* start *

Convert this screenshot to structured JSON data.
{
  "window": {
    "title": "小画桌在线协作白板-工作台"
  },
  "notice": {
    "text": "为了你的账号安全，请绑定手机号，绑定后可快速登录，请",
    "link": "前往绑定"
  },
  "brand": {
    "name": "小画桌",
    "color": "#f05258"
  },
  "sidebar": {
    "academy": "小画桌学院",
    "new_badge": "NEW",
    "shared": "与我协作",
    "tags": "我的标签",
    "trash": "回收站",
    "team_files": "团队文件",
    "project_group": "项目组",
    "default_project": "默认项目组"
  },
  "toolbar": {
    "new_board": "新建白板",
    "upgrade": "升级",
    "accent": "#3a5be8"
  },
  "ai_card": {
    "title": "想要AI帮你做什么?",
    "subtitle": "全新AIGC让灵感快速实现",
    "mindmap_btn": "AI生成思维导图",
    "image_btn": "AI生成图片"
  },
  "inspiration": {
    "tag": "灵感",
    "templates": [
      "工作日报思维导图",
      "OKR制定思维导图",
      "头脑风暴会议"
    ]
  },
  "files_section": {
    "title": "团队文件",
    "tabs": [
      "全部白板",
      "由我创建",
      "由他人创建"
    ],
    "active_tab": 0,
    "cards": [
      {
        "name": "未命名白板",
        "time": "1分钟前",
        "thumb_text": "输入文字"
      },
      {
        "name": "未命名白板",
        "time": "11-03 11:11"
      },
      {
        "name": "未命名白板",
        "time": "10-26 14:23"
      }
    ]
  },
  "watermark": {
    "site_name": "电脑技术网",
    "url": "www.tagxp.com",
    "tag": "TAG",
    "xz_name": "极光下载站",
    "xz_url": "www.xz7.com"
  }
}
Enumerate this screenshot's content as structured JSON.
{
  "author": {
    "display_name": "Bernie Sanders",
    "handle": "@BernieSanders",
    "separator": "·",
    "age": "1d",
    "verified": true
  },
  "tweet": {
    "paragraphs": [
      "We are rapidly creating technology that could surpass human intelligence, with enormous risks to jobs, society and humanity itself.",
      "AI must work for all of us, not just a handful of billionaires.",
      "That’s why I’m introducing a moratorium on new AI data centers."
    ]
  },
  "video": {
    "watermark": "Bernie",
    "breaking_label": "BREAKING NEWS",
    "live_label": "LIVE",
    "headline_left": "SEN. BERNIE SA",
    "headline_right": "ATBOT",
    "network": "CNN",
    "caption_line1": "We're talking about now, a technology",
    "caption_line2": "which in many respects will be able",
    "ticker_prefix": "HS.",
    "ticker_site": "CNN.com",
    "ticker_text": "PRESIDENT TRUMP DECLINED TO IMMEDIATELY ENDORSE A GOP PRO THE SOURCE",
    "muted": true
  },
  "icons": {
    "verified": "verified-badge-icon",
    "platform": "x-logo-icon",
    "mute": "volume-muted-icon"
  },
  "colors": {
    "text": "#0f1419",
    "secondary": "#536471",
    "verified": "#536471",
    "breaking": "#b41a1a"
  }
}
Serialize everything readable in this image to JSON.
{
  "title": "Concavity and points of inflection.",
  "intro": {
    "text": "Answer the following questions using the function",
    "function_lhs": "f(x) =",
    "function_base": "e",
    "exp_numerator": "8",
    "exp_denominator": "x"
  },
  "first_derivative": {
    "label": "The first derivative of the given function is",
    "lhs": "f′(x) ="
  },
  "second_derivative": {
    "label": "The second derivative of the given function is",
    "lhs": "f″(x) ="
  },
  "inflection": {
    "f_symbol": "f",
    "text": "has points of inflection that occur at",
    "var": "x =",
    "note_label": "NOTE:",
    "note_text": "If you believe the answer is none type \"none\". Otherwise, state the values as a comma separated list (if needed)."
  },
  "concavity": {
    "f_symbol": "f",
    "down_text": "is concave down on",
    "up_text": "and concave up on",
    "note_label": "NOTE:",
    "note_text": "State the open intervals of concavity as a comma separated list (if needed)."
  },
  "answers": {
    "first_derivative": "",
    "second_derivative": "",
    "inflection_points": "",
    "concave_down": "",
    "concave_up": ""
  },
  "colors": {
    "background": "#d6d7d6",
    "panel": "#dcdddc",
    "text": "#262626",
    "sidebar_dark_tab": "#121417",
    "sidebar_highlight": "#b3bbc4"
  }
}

* end *

What you will do.
All of the records must be retyped exactly as they are.

Full answer.
Convert this screenshot to structured JSON data.
{
  "window": {
    "title": "小画桌在线协作白板-工作台"
  },
  "notice": {
    "text": "为了你的账号安全，请绑定手机号，绑定后可快速登录，请",
    "link": "前往绑定"
  },
  "brand": {
    "name": "小画桌",
    "color": "#f05258"
  },
  "sidebar": {
    "academy": "小画桌学院",
    "new_badge": "NEW",
    "shared": "与我协作",
    "tags": "我的标签",
    "trash": "回收站",
    "team_files": "团队文件",
    "project_group": "项目组",
    "default_project": "默认项目组"
  },
  "toolbar": {
    "new_board": "新建白板",
    "upgrade": "升级",
    "accent": "#3a5be8"
  },
  "ai_card": {
    "title": "想要AI帮你做什么?",
    "subtitle": "全新AIGC让灵感快速实现",
    "mindmap_btn": "AI生成思维导图",
    "image_btn": "AI生成图片"
  },
  "inspiration": {
    "tag": "灵感",
    "templates": [
      "工作日报思维导图",
      "OKR制定思维导图",
      "头脑风暴会议"
    ]
  },
  "files_section": {
    "title": "团队文件",
    "tabs": [
      "全部白板",
      "由我创建",
      "由他人创建"
    ],
    "active_tab": 0,
    "cards": [
      {
        "name": "未命名白板",
        "time": "1分钟前",
        "thumb_text": "输入文字"
      },
      {
        "name": "未命名白板",
        "time": "11-03 11:11"
      },
      {
        "name": "未命名白板",
        "time": "10-26 14:23"
      }
    ]
  },
  "watermark": {
    "site_name": "电脑技术网",
    "url": "www.tagxp.com",
    "tag": "TAG",
    "xz_name": "极光下载站",
    "xz_url": "www.xz7.com"
  }
}
Enumerate this screenshot's content as structured JSON.
{
  "author": {
    "display_name": "Bernie Sanders",
    "handle": "@BernieSanders",
    "separator": "·",
    "age": "1d",
    "verified": true
  },
  "tweet": {
    "paragraphs": [
      "We are rapidly creating technology that could surpass human intelligence, with enormous risks to jobs, society and humanity itself.",
      "AI must work for all of us, not just a handful of billionaires.",
      "That’s why I’m introducing a moratorium on new AI data centers."
    ]
  },
  "video": {
    "watermark": "Bernie",
    "breaking_label": "BREAKING NEWS",
    "live_label": "LIVE",
    "headline_left": "SEN. BERNIE SA",
    "headline_right": "ATBOT",
    "network": "CNN",
    "caption_line1": "We're talking about now, a technology",
    "caption_line2": "which in many respects will be able",
    "ticker_prefix": "HS.",
    "ticker_site": "CNN.com",
    "ticker_text": "PRESIDENT TRUMP DECLINED TO IMMEDIATELY ENDORSE A GOP PRO THE SOURCE",
    "muted": true
  },
  "icons": {
    "verified": "verified-badge-icon",
    "platform": "x-logo-icon",
    "mute": "volume-muted-icon"
  },
  "colors": {
    "text": "#0f1419",
    "secondary": "#536471",
    "verified": "#536471",
    "breaking": "#b41a1a"
  }
}
Serialize everything readable in this image to JSON.
{
  "title": "Concavity and points of inflection.",
  "intro": {
    "text": "Answer the following questions using the function",
    "function_lhs": "f(x) =",
    "function_base": "e",
    "exp_numerator": "8",
    "exp_denominator": "x"
  },
  "first_derivative": {
    "label": "The first derivative of the given function is",
    "lhs": "f′(x) ="
  },
  "second_derivative": {
    "label": "The second derivative of the given function is",
    "lhs": "f″(x) ="
  },
  "inflection": {
    "f_symbol": "f",
    "text": "has points of inflection that occur at",
    "var": "x =",
    "note_label": "NOTE:",
    "note_text": "If you believe the answer is none type \"none\". Otherwise, state the values as a comma separated list (if needed)."
  },
  "concavity": {
    "f_symbol": "f",
    "down_text": "is concave down on",
    "up_text": "and concave up on",
    "note_label": "NOTE:",
    "note_text": "State the open intervals of concavity as a comma separated list (if needed)."
  },
  "answers": {
    "first_derivative": "",
    "second_derivative": "",
    "inflection_points": "",
    "concave_down": "",
    "concave_up": ""
  },
  "colors": {
    "background": "#d6d7d6",
    "panel": "#dcdddc",
    "text": "#262626",
    "sidebar_dark_tab": "#121417",
    "sidebar_highlight": "#b3bbc4"
  }
}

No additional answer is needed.